Sua tarefa:
No texto sobre a soneca depois da aula, quantos alunos participaram dos testes feitos pelos pesquisadores da UFRN?

Texto para análise:
•••

Atire a primeira pedra quem nunca tirou uma soneca depois da aula. Mas ninguém precisa se sentir culpado: a neurociência tem a desculpa perfeita para fechar os olhos e descansar após um turno cansativo na escola ou na universidade. Pesquisadores da Universidade Federal do Rio Grande do Norte (UFRN) concluíram que a tão valorizada soneca ajuda a consolidar as memórias do que se aprende em sala de aula. Trocando em miúdos, dormir depois da aula ajuda a reforçar o que foi aprendido e mantém a memória viva por mais tempo.
Os pesquisadores fizeram uma série de testes com 584 alunos de 10 a 15 anos de sete escolas da cidade de Natal, no Rio Grande do Norte. Eles queriam avaliar o que estava sendo registrado na mente dos indivíduos em uma soneca logo após a aula. Para isso, dividiram as turmas em dois grupos – grupo soneca e grupo vigília – e, depois que o primeiro grupo tirava sonecas de 50 minutos a duas horas de duração, aplicaram testes com perguntas sobre o que havia sido exposto na classe, com temas que incluíam matemática, geografia e ciências.
Realizados em duas etapas com intervalo de cinco dias, os testes mostraram que o grupo soneca lembrava mais claramente do que foi visto nas aulas. “Concluímos que há um aumento de cerca de 10% na retenção da memória em crianças que cochilavam logo após a aula”, pontua Sidarta Ribeiro, neurocientista da UFRN e um dos autores do estudo, publicado na revista Frontiers in Systems Neuroscience.
Esta não foi a primeira vez que uma pesquisa demonstrou a relação entre sono e memória. “Já tínhamos mostrado em trabalhos anteriores, realizados em laboratório com roedores, que a soneca tem influência no mecanismo do cérebro responsável por consolidar memórias. Agora, vimos em crianças no ambiente escolar que a soneca aumenta a duração das memórias – o que é bem interessante: queremos que as crianças se lembrem do que aprendem”.
Ribeiro e sua equipe fazem parte de um grupo seleto de cientistas que já publicaram artigos sobre o sono na escola do ponto de vista da neurociência – há outra equipe de relevância nessa área, na Universidade de Massachusetts, Estados Unidos. O próximo passo do grupo da UFRN é entender os exatos mecanismos cerebrais que controlam a fixação de memórias durante o sono. “Queremos também expandir o número de indivíduos avaliados”, revela o neurocientista brasileiro.

•••

Extrato de dados:
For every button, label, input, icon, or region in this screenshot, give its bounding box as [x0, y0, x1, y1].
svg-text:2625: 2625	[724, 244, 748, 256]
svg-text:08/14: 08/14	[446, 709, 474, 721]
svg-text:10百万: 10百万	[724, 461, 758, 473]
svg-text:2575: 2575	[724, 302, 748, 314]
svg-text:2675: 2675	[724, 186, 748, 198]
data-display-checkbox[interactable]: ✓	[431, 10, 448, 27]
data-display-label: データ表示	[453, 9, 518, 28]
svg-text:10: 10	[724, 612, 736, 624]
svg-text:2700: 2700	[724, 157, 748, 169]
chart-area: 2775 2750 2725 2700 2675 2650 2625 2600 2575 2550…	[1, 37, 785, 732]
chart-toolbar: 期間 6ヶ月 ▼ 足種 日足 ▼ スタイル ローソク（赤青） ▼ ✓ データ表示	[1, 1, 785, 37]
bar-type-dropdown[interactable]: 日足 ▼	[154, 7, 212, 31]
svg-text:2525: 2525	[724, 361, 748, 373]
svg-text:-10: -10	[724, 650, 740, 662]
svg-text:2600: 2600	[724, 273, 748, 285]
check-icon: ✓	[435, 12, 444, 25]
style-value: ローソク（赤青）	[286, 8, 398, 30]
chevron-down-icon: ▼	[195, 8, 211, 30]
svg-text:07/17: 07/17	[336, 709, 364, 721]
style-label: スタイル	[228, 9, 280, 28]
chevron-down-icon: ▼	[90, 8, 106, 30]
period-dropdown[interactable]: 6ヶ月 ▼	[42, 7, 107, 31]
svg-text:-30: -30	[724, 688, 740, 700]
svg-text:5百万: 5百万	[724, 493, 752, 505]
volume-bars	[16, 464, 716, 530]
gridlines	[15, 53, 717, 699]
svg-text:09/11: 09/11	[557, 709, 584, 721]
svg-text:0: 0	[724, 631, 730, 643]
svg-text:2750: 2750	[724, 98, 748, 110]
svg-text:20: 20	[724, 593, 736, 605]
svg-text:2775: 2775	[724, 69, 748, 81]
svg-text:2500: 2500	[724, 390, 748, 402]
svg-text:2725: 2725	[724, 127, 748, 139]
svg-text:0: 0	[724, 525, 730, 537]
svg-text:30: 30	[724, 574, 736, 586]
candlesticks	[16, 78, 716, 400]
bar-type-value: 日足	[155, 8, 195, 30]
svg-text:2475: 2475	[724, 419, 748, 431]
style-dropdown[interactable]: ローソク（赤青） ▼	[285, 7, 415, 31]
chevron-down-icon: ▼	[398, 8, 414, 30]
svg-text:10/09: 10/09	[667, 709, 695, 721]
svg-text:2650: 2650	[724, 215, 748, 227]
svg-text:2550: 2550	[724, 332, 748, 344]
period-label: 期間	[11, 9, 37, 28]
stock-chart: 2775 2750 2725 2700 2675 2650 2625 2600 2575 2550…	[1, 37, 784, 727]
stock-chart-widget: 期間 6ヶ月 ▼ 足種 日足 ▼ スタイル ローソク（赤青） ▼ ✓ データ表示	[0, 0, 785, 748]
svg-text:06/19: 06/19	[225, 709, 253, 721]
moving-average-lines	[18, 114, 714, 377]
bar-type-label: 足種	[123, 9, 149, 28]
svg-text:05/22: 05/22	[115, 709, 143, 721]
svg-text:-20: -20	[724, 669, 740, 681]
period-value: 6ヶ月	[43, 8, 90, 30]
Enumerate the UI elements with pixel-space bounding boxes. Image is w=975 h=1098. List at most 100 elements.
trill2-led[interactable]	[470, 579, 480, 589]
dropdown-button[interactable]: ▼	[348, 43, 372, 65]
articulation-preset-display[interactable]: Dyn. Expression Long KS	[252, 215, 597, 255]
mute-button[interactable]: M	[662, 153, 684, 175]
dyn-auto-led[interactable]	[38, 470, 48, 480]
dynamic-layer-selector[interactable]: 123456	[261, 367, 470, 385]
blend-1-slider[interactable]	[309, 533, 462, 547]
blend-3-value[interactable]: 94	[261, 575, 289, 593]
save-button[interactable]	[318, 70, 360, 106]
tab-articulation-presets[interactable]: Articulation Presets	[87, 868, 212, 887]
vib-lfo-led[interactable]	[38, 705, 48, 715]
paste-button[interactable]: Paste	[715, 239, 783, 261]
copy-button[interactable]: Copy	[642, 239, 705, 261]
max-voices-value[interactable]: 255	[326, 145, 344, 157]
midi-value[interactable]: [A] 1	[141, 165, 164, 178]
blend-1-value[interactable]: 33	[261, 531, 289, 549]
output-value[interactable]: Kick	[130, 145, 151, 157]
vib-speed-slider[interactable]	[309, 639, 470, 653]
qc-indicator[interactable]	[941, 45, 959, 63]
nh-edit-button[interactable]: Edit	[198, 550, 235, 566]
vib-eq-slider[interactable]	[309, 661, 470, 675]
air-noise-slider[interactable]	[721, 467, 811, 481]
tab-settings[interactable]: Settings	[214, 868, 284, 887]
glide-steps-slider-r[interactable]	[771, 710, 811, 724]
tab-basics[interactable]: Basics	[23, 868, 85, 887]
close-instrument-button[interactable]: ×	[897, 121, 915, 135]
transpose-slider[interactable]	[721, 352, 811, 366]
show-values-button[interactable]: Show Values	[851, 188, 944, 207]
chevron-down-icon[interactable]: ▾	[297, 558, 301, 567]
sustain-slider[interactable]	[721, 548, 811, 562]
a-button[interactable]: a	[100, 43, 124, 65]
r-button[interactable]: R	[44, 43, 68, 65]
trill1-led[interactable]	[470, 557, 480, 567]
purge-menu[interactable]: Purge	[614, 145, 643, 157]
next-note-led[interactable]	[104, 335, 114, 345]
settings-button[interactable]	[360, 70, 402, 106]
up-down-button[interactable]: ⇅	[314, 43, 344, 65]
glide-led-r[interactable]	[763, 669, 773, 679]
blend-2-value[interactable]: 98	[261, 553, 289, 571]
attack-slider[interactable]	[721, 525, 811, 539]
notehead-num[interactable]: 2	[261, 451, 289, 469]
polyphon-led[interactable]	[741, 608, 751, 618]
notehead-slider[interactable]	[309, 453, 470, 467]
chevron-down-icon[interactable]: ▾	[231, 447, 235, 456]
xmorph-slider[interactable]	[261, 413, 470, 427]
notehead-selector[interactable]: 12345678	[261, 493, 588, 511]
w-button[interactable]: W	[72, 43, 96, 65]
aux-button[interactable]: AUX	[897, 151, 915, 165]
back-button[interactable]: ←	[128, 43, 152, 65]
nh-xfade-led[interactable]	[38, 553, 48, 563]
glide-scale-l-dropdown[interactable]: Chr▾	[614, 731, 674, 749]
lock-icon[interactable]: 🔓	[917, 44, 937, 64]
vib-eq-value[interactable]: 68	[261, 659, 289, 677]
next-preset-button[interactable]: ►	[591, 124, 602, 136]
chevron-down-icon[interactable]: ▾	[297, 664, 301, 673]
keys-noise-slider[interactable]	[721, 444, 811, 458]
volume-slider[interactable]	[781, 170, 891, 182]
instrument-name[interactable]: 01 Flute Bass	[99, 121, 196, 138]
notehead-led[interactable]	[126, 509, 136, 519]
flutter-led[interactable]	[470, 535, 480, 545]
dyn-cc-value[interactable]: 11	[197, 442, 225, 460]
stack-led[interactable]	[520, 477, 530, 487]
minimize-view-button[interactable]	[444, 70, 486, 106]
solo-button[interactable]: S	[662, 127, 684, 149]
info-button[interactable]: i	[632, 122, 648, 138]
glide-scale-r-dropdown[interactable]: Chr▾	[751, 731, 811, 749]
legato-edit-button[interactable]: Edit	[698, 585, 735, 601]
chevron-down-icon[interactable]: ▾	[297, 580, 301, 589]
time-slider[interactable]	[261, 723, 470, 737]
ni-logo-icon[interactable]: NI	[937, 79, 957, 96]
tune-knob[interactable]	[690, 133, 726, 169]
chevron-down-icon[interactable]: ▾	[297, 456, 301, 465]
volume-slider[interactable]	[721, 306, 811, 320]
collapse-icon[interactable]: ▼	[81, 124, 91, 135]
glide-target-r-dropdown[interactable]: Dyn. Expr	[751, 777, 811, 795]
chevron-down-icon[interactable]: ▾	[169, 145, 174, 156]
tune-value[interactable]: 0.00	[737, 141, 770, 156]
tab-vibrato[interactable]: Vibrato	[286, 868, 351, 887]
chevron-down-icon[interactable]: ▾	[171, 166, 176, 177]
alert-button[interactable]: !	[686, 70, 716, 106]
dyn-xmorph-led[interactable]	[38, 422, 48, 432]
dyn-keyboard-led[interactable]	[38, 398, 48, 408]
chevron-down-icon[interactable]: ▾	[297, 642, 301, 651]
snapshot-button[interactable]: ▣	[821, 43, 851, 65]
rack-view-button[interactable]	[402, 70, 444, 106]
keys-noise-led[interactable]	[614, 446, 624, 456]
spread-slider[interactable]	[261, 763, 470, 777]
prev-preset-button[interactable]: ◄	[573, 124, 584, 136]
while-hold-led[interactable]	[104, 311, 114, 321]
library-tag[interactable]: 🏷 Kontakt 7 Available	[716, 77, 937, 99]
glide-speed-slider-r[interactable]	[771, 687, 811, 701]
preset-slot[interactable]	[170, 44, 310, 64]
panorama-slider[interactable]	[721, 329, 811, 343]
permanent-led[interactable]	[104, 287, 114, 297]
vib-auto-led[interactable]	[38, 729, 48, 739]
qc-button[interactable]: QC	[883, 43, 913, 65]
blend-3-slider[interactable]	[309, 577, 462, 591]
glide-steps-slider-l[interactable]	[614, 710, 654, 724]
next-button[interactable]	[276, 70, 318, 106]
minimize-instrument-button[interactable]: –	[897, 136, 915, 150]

•••

Exercício resolvido:
584 alunos, de 10 a 15 anos.